▶ **Task details**: Reproduce the records below exactly as given.

▶ **Data records**:
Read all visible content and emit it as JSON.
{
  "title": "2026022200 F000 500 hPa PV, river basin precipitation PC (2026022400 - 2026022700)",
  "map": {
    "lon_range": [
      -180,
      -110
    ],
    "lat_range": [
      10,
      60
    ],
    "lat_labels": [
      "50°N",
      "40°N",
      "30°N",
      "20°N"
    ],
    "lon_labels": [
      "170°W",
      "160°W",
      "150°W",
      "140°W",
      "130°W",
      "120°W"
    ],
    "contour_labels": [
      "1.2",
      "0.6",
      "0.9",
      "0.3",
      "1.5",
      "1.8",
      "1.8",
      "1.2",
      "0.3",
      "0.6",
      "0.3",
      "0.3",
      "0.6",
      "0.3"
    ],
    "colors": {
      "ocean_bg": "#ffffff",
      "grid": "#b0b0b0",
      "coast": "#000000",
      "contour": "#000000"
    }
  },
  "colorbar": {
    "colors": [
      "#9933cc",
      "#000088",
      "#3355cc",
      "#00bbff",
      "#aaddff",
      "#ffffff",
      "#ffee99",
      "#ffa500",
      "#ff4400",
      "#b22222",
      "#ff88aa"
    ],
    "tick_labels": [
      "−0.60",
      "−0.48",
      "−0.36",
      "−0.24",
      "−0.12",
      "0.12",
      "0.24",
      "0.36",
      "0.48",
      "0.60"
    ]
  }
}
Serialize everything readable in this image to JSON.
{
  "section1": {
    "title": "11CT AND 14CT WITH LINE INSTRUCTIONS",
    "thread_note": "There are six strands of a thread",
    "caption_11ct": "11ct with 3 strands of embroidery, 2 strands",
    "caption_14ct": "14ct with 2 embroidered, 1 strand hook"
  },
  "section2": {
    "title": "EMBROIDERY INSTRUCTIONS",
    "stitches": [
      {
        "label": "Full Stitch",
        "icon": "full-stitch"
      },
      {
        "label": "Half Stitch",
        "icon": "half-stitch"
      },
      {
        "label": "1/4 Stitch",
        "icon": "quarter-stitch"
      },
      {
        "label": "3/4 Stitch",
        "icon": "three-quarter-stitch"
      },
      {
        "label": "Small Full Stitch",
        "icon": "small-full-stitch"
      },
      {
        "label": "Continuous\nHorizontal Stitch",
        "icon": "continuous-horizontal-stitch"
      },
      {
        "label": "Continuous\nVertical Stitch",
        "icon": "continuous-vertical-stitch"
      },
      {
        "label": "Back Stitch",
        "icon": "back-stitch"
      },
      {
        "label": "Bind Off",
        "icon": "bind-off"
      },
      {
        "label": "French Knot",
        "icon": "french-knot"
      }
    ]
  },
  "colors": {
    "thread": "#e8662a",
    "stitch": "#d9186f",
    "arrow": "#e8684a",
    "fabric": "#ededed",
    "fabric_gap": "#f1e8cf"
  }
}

▶ **Final result**:
Read all visible content and emit it as JSON.
{
  "title": "2026022200 F000 500 hPa PV, river basin precipitation PC (2026022400 - 2026022700)",
  "map": {
    "lon_range": [
      -180,
      -110
    ],
    "lat_range": [
      10,
      60
    ],
    "lat_labels": [
      "50°N",
      "40°N",
      "30°N",
      "20°N"
    ],
    "lon_labels": [
      "170°W",
      "160°W",
      "150°W",
      "140°W",
      "130°W",
      "120°W"
    ],
    "contour_labels": [
      "1.2",
      "0.6",
      "0.9",
      "0.3",
      "1.5",
      "1.8",
      "1.8",
      "1.2",
      "0.3",
      "0.6",
      "0.3",
      "0.3",
      "0.6",
      "0.3"
    ],
    "colors": {
      "ocean_bg": "#ffffff",
      "grid": "#b0b0b0",
      "coast": "#000000",
      "contour": "#000000"
    }
  },
  "colorbar": {
    "colors": [
      "#9933cc",
      "#000088",
      "#3355cc",
      "#00bbff",
      "#aaddff",
      "#ffffff",
      "#ffee99",
      "#ffa500",
      "#ff4400",
      "#b22222",
      "#ff88aa"
    ],
    "tick_labels": [
      "−0.60",
      "−0.48",
      "−0.36",
      "−0.24",
      "−0.12",
      "0.12",
      "0.24",
      "0.36",
      "0.48",
      "0.60"
    ]
  }
}
Serialize everything readable in this image to JSON.
{
  "section1": {
    "title": "11CT AND 14CT WITH LINE INSTRUCTIONS",
    "thread_note": "There are six strands of a thread",
    "caption_11ct": "11ct with 3 strands of embroidery, 2 strands",
    "caption_14ct": "14ct with 2 embroidered, 1 strand hook"
  },
  "section2": {
    "title": "EMBROIDERY INSTRUCTIONS",
    "stitches": [
      {
        "label": "Full Stitch",
        "icon": "full-stitch"
      },
      {
        "label": "Half Stitch",
        "icon": "half-stitch"
      },
      {
        "label": "1/4 Stitch",
        "icon": "quarter-stitch"
      },
      {
        "label": "3/4 Stitch",
        "icon": "three-quarter-stitch"
      },
      {
        "label": "Small Full Stitch",
        "icon": "small-full-stitch"
      },
      {
        "label": "Continuous\nHorizontal Stitch",
        "icon": "continuous-horizontal-stitch"
      },
      {
        "label": "Continuous\nVertical Stitch",
        "icon": "continuous-vertical-stitch"
      },
      {
        "label": "Back Stitch",
        "icon": "back-stitch"
      },
      {
        "label": "Bind Off",
        "icon": "bind-off"
      },
      {
        "label": "French Knot",
        "icon": "french-knot"
      }
    ]
  },
  "colors": {
    "thread": "#e8662a",
    "stitch": "#d9186f",
    "arrow": "#e8684a",
    "fabric": "#ededed",
    "fabric_gap": "#f1e8cf"
  }
}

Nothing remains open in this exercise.